— Start of TASK DATA —

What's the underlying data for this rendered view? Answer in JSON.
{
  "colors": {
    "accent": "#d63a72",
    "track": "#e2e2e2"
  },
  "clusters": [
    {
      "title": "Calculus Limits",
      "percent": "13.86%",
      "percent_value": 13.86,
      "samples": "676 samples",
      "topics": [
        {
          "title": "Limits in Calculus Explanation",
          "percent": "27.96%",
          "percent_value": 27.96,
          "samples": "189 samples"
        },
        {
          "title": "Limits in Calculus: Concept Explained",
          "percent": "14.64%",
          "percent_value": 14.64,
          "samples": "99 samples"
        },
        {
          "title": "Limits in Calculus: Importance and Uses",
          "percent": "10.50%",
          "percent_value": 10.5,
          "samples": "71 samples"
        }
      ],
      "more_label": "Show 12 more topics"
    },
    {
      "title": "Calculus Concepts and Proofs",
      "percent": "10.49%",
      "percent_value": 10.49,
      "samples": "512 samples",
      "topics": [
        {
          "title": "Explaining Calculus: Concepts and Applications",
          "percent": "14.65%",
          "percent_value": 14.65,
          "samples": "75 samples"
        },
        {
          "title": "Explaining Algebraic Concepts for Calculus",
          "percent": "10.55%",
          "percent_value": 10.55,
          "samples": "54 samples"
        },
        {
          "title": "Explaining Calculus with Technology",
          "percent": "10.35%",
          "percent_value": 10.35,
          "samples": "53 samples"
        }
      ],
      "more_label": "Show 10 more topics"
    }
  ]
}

— End of TASK DATA —

WRITTEN EXERCISE: Scan the material above. Copy each line that holds the word "more".

RIGHT ANSWER:
      "more_label": "Show 12 more topics"
      "more_label": "Show 10 more topics"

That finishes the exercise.